Restate the entries below verbatim.

**EXTRACTED INFORMATION:**
┏━━
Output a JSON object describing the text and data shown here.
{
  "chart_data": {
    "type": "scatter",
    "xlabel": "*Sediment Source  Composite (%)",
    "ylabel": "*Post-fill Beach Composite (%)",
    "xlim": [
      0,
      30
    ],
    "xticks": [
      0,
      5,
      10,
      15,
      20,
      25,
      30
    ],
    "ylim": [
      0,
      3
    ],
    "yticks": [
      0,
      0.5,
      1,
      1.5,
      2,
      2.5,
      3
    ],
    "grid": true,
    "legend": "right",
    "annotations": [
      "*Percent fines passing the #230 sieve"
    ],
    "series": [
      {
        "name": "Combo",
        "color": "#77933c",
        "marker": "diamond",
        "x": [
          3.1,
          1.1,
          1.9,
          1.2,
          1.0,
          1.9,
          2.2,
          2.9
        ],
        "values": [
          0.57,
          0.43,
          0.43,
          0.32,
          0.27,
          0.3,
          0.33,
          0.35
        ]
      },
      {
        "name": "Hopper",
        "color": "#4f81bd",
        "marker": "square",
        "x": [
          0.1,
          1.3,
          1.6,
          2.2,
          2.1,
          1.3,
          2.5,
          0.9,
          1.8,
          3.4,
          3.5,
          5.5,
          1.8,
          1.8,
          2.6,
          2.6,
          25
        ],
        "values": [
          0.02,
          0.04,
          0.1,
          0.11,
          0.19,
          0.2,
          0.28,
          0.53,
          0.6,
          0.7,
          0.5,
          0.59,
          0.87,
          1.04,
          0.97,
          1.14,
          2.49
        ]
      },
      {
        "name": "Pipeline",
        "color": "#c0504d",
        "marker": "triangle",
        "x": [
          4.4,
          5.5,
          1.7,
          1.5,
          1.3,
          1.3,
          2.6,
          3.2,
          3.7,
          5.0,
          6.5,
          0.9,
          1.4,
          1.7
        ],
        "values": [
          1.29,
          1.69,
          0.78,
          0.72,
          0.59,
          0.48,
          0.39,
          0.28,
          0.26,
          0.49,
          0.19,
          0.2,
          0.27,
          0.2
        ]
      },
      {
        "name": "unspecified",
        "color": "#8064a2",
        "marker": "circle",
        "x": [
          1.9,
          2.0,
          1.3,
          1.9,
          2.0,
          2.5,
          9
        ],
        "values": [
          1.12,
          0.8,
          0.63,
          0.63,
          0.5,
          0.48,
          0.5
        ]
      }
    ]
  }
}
┗━━
**RESULT:**
Output a JSON object describing the text and data shown here.
{
  "chart_data": {
    "type": "scatter",
    "xlabel": "*Sediment Source  Composite (%)",
    "ylabel": "*Post-fill Beach Composite (%)",
    "xlim": [
      0,
      30
    ],
    "xticks": [
      0,
      5,
      10,
      15,
      20,
      25,
      30
    ],
    "ylim": [
      0,
      3
    ],
    "yticks": [
      0,
      0.5,
      1,
      1.5,
      2,
      2.5,
      3
    ],
    "grid": true,
    "legend": "right",
    "annotations": [
      "*Percent fines passing the #230 sieve"
    ],
    "series": [
      {
        "name": "Combo",
        "color": "#77933c",
        "marker": "diamond",
        "x": [
          3.1,
          1.1,
          1.9,
          1.2,
          1.0,
          1.9,
          2.2,
          2.9
        ],
        "values": [
          0.57,
          0.43,
          0.43,
          0.32,
          0.27,
          0.3,
          0.33,
          0.35
        ]
      },
      {
        "name": "Hopper",
        "color": "#4f81bd",
        "marker": "square",
        "x": [
          0.1,
          1.3,
          1.6,
          2.2,
          2.1,
          1.3,
          2.5,
          0.9,
          1.8,
          3.4,
          3.5,
          5.5,
          1.8,
          1.8,
          2.6,
          2.6,
          25
        ],
        "values": [
          0.02,
          0.04,
          0.1,
          0.11,
          0.19,
          0.2,
          0.28,
          0.53,
          0.6,
          0.7,
          0.5,
          0.59,
          0.87,
          1.04,
          0.97,
          1.14,
          2.49
        ]
      },
      {
        "name": "Pipeline",
        "color": "#c0504d",
        "marker": "triangle",
        "x": [
          4.4,
          5.5,
          1.7,
          1.5,
          1.3,
          1.3,
          2.6,
          3.2,
          3.7,
          5.0,
          6.5,
          0.9,
          1.4,
          1.7
        ],
        "values": [
          1.29,
          1.69,
          0.78,
          0.72,
          0.59,
          0.48,
          0.39,
          0.28,
          0.26,
          0.49,
          0.19,
          0.2,
          0.27,
          0.2
        ]
      },
      {
        "name": "unspecified",
        "color": "#8064a2",
        "marker": "circle",
        "x": [
          1.9,
          2.0,
          1.3,
          1.9,
          2.0,
          2.5,
          9
        ],
        "values": [
          1.12,
          0.8,
          0.63,
          0.63,
          0.5,
          0.48,
          0.5
        ]
      }
    ]
  }
}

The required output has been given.